WHAT NEEDS TO BE DONE.
Copy out every line containing the word "Ultra".

EXTRACTED INFORMATION.
* * * * * * * * *
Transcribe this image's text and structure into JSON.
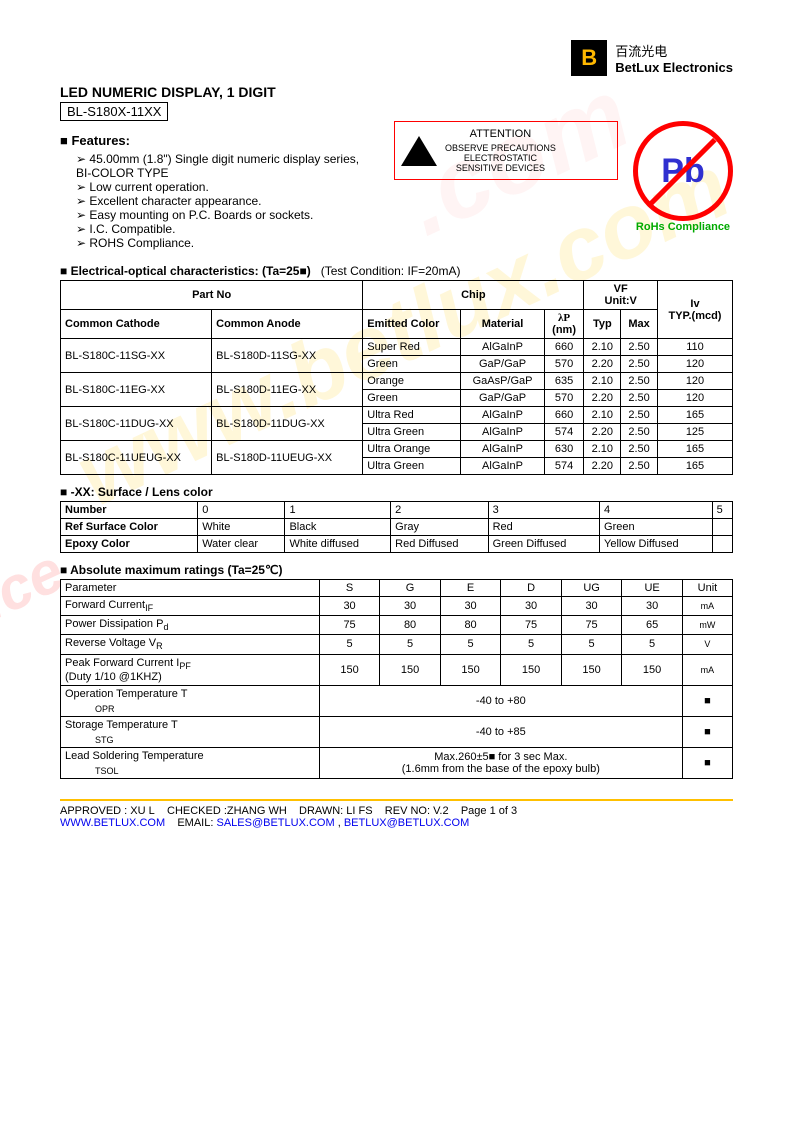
{
  "company": {
    "cn": "百流光电",
    "en": "BetLux Electronics"
  },
  "title": "LED NUMERIC DISPLAY, 1 DIGIT",
  "partNo": "BL-S180X-11XX",
  "featuresTitle": "Features:",
  "features": [
    "45.00mm (1.8\") Single digit numeric display series, BI-COLOR TYPE",
    "Low current operation.",
    "Excellent character appearance.",
    "Easy mounting on P.C. Boards or sockets.",
    "I.C. Compatible.",
    "ROHS Compliance."
  ],
  "esd": {
    "title": "ATTENTION",
    "line1": "OBSERVE PRECAUTIONS",
    "line2": "ELECTROSTATIC",
    "line3": "SENSITIVE DEVICES"
  },
  "pb": {
    "symbol": "Pb",
    "label": "RoHs Compliance"
  },
  "table1": {
    "title": "Electrical-optical characteristics: (Ta=25■)",
    "cond": "(Test Condition: IF=20mA)",
    "headers": {
      "partNo": "Part No",
      "chip": "Chip",
      "vf": "VF",
      "vfUnit": "Unit:V",
      "iv": "Iv",
      "cc": "Common Cathode",
      "ca": "Common Anode",
      "ec": "Emitted Color",
      "mat": "Material",
      "wl": "λP",
      "wlUnit": "(nm)",
      "typ": "Typ",
      "max": "Max",
      "ivTyp": "TYP.(mcd)"
    },
    "rows": [
      {
        "cc": "BL-S180C-11SG-XX",
        "ca": "BL-S180D-11SG-XX",
        "ec": "Super Red",
        "mat": "AlGaInP",
        "wl": "660",
        "typ": "2.10",
        "max": "2.50",
        "iv": "110"
      },
      {
        "cc": "",
        "ca": "",
        "ec": "Green",
        "mat": "GaP/GaP",
        "wl": "570",
        "typ": "2.20",
        "max": "2.50",
        "iv": "120"
      },
      {
        "cc": "BL-S180C-11EG-XX",
        "ca": "BL-S180D-11EG-XX",
        "ec": "Orange",
        "mat": "GaAsP/GaP",
        "wl": "635",
        "typ": "2.10",
        "max": "2.50",
        "iv": "120"
      },
      {
        "cc": "",
        "ca": "",
        "ec": "Green",
        "mat": "GaP/GaP",
        "wl": "570",
        "typ": "2.20",
        "max": "2.50",
        "iv": "120"
      },
      {
        "cc": "BL-S180C-11DUG-XX",
        "ca": "BL-S180D-11DUG-XX",
        "ec": "Ultra Red",
        "mat": "AlGaInP",
        "wl": "660",
        "typ": "2.10",
        "max": "2.50",
        "iv": "165"
      },
      {
        "cc": "",
        "ca": "",
        "ec": "Ultra Green",
        "mat": "AlGaInP",
        "wl": "574",
        "typ": "2.20",
        "max": "2.50",
        "iv": "125"
      },
      {
        "cc": "BL-S180C-11UEUG-XX",
        "ca": "BL-S180D-11UEUG-XX",
        "ec": "Ultra Orange",
        "mat": "AlGaInP",
        "wl": "630",
        "typ": "2.10",
        "max": "2.50",
        "iv": "165"
      },
      {
        "cc": "",
        "ca": "",
        "ec": "Ultra Green",
        "mat": "AlGaInP",
        "wl": "574",
        "typ": "2.20",
        "max": "2.50",
        "iv": "165"
      }
    ]
  },
  "table2": {
    "title": "-XX: Surface / Lens color",
    "h": {
      "num": "Number",
      "ref": "Ref Surface Color",
      "ep": "Epoxy Color"
    },
    "cols": [
      "0",
      "1",
      "2",
      "3",
      "4",
      "5"
    ],
    "ref": [
      "White",
      "Black",
      "Gray",
      "Red",
      "Green",
      ""
    ],
    "ep": [
      "Water clear",
      "White diffused",
      "Red Diffused",
      "Green Diffused",
      "Yellow Diffused",
      ""
    ]
  },
  "table3": {
    "title": "Absolute maximum ratings (Ta=25℃)",
    "h": {
      "param": "Parameter",
      "unit": "Unit"
    },
    "cols": [
      "S",
      "G",
      "E",
      "D",
      "UG",
      "UE"
    ],
    "rows": [
      {
        "p": "Forward Current",
        "sub": "IF",
        "v": [
          "30",
          "30",
          "30",
          "30",
          "30",
          "30"
        ],
        "u": "mA"
      },
      {
        "p": "Power Dissipation P",
        "sub": "d",
        "v": [
          "75",
          "80",
          "80",
          "75",
          "75",
          "65"
        ],
        "u": "mW"
      },
      {
        "p": "Reverse Voltage V",
        "sub": "R",
        "v": [
          "5",
          "5",
          "5",
          "5",
          "5",
          "5"
        ],
        "u": "V"
      },
      {
        "p": "Peak Forward Current I",
        "sub": "PF",
        "note": "(Duty 1/10 @1KHZ)",
        "v": [
          "150",
          "150",
          "150",
          "150",
          "150",
          "150"
        ],
        "u": "mA"
      }
    ],
    "span": [
      {
        "p": "Operation Temperature T",
        "sub": "OPR",
        "v": "-40 to +80",
        "u": "■"
      },
      {
        "p": "Storage Temperature T",
        "sub": "STG",
        "v": "-40 to +85",
        "u": "■"
      },
      {
        "p": "Lead Soldering Temperature",
        "sub": "TSOL",
        "v": "Max.260±5■  for 3 sec Max.",
        "v2": "(1.6mm from the base of the epoxy bulb)",
        "u": "■"
      }
    ]
  },
  "footer": {
    "approved": "APPROVED : XU L",
    "checked": "CHECKED :ZHANG WH",
    "drawn": "DRAWN: LI FS",
    "rev": "REV NO: V.2",
    "page": "Page 1 of 3",
    "url": "WWW.BETLUX.COM",
    "emailLabel": "EMAIL:",
    "email1": "SALES@BETLUX.COM",
    "email2": "BETLUX@BETLUX.COM"
  }
}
* * * * * * * * *
THE RESPONSE.
        "ec": "Ultra Red",
        "ec": "Ultra Green",
        "ec": "Ultra Orange",
        "ec": "Ultra Green",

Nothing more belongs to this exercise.